Items from a dataset
** START **

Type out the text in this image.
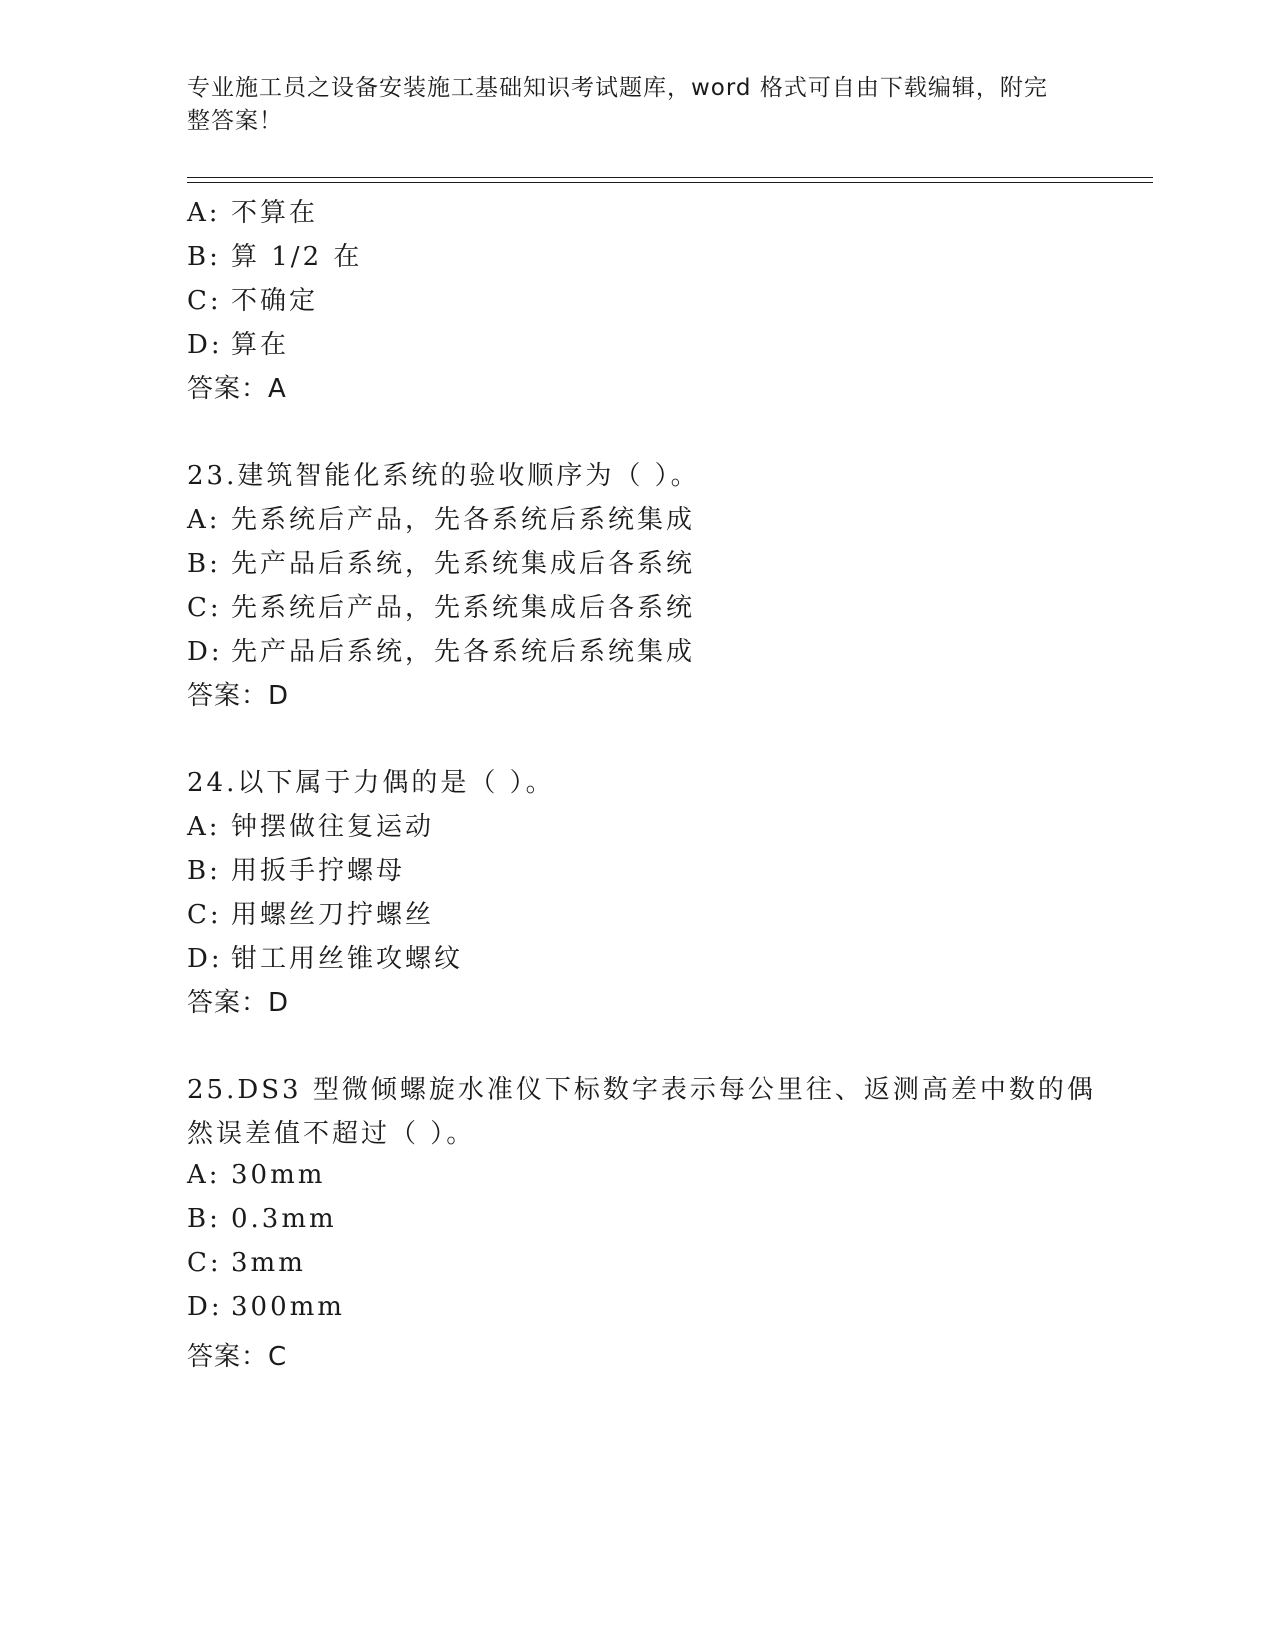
专业施工员之设备安装施工基础知识考试题库，word 格式可自由下载编辑，附完
整答案！
A: 不算在
B: 算 1/2 在
C: 不确定
D: 算在
答案：A
23.建筑智能化系统的验收顺序为（ ）。
A: 先系统后产品，先各系统后系统集成
B: 先产品后系统，先系统集成后各系统
C: 先系统后产品，先系统集成后各系统
D: 先产品后系统，先各系统后系统集成
答案：D
24.以下属于力偶的是（ ）。
A: 钟摆做往复运动
B: 用扳手拧螺母
C: 用螺丝刀拧螺丝
D: 钳工用丝锥攻螺纹
答案：D
25.DS3 型微倾螺旋水准仪下标数字表示每公里往、返测高差中数的偶
然误差值不超过（ ）。
A: 30mm
B: 0.3mm
C: 3mm
D: 300mm
答案：C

** END **

= WHAT YOU NEED TO DO =
Drop the images and quote the entries word for word.

= EXERCISE SOLUTION =
Type out the text in this image.
专业施工员之设备安装施工基础知识考试题库，word 格式可自由下载编辑，附完
整答案！
A: 不算在
B: 算 1/2 在
C: 不确定
D: 算在
答案：A
23.建筑智能化系统的验收顺序为（ ）。
A: 先系统后产品，先各系统后系统集成
B: 先产品后系统，先系统集成后各系统
C: 先系统后产品，先系统集成后各系统
D: 先产品后系统，先各系统后系统集成
答案：D
24.以下属于力偶的是（ ）。
A: 钟摆做往复运动
B: 用扳手拧螺母
C: 用螺丝刀拧螺丝
D: 钳工用丝锥攻螺纹
答案：D
25.DS3 型微倾螺旋水准仪下标数字表示每公里往、返测高差中数的偶
然误差值不超过（ ）。
A: 30mm
B: 0.3mm
C: 3mm
D: 300mm
答案：C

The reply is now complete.